■ **EXERCISE TEXT**

┏━━

After being back from the movie, had a small chat with Barb, then took Sasha to dinner at El Meson. Part of the reason for the choice of El Meson is that it's only a block and a half from the house, so we could both have wine and not worry about driving. Part of the reason for taking Sasha is that she is a most excellent dinner date.
Tonight was no exception. The wine was rather kick-ass, and I had a mango Creme Brulee for dessert that was making me happy in my pants. And for a little while at least, I could pretend that I was in love and loved in return.

We talked a lot about attraction and love and friendship, and what things are good and what things are not so good. And honestly, I did make her feel special. She is. The things that I said to her were honest and true. For instance, she is the only person who made a special trip to Des Moines to come and see me, and I deeply appreciate that.

Then she had to go to a party with her boyfriend. Who managed to annoy her within five seconds of showing up. He seems to have that talent as of late. And there is this little selfish part of me that wants to point that out to her, to hold up that contrast and say "look how much better I am".

Can not will not in a box, can not will not with some socks.

I am ashamed that I have that pettiness in my head. Part of it I take as seeing a friend of mine in a bad relationship and knowing that she deserves a hell of a lot better treatment, but part of it is pure out and out selfishness and pride.

┗━━

■ **DESCRIPTION OF THE TASK**
Carry the diary entry about dinner with Sasha further, starting right after its final sentence. The items have no role in this exercise.

■ **STORED DATA**
┏━━

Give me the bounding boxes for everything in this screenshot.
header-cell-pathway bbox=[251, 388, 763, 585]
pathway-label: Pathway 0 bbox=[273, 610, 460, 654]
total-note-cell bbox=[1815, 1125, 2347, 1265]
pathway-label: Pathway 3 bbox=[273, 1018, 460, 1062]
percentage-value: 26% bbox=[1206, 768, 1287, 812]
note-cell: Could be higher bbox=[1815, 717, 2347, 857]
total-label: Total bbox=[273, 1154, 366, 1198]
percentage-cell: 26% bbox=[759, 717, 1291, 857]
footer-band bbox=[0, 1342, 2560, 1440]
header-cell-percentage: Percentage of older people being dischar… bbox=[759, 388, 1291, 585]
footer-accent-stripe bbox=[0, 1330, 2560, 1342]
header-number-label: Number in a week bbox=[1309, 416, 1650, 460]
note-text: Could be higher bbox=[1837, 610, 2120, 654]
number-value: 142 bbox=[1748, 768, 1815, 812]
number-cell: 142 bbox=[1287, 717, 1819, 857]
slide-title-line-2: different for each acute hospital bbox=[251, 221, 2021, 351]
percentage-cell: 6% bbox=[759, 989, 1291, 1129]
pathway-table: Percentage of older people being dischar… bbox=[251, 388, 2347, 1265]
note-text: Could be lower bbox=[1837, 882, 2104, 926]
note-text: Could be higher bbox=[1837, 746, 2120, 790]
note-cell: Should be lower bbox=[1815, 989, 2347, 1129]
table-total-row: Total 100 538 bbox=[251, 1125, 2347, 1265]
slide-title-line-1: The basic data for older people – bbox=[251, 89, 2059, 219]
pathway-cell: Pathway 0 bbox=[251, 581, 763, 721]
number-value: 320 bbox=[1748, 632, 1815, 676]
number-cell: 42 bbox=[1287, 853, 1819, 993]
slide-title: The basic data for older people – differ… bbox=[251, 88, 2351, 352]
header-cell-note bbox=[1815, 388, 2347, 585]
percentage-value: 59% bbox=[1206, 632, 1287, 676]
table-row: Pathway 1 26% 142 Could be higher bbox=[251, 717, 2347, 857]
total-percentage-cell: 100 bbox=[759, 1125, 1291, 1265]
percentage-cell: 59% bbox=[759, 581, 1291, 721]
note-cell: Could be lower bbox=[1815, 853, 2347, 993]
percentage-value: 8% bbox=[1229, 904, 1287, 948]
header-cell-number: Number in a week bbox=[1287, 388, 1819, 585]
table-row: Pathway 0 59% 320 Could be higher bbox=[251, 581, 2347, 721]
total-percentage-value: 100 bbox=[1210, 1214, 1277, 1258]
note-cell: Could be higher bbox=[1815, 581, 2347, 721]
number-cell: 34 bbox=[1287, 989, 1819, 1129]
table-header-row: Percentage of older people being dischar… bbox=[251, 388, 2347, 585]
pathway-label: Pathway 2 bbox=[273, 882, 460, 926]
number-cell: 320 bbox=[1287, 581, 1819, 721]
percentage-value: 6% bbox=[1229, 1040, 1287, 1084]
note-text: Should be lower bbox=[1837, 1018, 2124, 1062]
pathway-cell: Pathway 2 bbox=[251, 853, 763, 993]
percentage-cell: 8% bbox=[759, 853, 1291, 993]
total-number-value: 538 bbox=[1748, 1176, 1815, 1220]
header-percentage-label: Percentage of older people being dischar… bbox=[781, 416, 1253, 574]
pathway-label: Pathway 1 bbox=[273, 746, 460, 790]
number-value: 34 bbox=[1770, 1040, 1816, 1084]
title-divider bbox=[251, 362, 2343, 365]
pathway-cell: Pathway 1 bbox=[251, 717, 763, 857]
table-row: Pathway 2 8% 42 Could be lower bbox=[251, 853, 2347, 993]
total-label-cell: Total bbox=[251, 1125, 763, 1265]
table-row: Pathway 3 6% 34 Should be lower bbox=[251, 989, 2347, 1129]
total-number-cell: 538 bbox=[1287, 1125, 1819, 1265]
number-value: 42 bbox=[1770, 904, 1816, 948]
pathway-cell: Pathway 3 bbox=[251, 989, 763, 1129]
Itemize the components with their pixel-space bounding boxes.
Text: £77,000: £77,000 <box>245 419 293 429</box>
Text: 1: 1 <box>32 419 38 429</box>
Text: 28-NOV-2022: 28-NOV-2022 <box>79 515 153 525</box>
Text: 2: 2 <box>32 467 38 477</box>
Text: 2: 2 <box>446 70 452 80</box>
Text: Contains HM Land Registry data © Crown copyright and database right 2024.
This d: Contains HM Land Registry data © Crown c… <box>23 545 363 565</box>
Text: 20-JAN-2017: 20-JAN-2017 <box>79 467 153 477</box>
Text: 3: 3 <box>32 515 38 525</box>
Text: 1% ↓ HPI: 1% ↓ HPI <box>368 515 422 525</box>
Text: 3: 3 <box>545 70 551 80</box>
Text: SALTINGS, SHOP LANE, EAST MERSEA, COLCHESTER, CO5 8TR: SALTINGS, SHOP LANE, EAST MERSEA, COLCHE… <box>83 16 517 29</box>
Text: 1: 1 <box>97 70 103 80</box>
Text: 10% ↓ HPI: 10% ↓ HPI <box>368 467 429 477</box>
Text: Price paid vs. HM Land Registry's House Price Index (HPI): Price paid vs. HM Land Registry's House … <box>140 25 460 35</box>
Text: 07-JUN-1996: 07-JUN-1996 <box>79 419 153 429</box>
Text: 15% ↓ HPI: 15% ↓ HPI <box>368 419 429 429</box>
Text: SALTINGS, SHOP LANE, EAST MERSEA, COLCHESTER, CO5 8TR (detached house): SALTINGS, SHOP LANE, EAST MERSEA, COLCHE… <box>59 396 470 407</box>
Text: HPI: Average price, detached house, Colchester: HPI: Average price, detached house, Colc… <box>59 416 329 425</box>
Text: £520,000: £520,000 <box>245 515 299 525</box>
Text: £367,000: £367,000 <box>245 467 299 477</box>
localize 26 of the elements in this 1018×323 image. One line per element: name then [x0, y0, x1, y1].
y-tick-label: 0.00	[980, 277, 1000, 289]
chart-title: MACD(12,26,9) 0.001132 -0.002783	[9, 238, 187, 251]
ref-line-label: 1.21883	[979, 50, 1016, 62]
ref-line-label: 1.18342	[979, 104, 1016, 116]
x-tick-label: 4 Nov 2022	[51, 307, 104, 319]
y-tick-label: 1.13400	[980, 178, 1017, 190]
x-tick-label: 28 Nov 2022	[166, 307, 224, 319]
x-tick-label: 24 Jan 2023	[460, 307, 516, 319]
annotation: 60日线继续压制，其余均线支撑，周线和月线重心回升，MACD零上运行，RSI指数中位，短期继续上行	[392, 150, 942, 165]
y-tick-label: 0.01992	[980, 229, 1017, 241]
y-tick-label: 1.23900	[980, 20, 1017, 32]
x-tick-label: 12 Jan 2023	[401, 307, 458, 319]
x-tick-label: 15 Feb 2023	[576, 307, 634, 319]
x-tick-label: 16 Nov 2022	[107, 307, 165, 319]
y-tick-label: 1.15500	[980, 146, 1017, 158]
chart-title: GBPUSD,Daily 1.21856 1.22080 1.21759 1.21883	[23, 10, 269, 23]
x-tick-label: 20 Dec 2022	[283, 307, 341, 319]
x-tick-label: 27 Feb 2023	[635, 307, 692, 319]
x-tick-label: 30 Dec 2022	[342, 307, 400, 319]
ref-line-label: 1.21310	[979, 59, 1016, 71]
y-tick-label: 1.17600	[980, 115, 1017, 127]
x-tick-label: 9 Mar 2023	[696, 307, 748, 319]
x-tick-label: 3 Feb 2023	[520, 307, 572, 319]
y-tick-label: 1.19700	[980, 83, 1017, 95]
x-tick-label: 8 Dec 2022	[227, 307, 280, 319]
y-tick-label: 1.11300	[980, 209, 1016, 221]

┗━━

■ **EXPECTED OUTPUT**
I know that if something were to happen between us, it would be six kinds of bad, and it would end up being painful and humiliating. But so help me, part of me wants the precioussss... gives it to usss...

Can not will not on a train, can not will not on a plane.

And since we're on the topic of my bits of pettiness, Barb met Sasha at the house for the first time tonight. I had forgotten that Barb was coming over. I took a tiny bit of glee in the genuine uncomfortableness of the situation. Again, ashamed, me, though not as much.

Of course, on the good side, I am an excellent dinner companion, and a genuinely wondeful guy.

Comments

( 5 comments — Leave a comment )
jmanna
Jun. 5th, 2005 01:37 pm (UTC)
You're building a house of cards in a huricane. It's not the situation, it's the timing and the fact I don't know if you're patient enough to wait for the right moment. Which could be years from now.

Last you'll hear about it from me.
magicmarmot
Jun. 5th, 2005 03:33 pm (UTC)
It's hard to see in a hurricane.
lexinatrix
Jun. 6th, 2005 06:09 am (UTC)
I boggle at how willingly you throw yourself into situations where you know you're not fully equipped to cope. Are yout testing yourself?
magicmarmot
Jun. 6th, 2005 11:34 am (UTC)
Good question. I don't have a good answer, but I wonder if it's addictive behavior.
gingerpook
Jun. 6th, 2005 10:40 pm (UTC)
My advice (not that you've asked...)

Enjoy the company, and don't do anything stupid. It's a tightrope, to be sure. I hope you can manage it.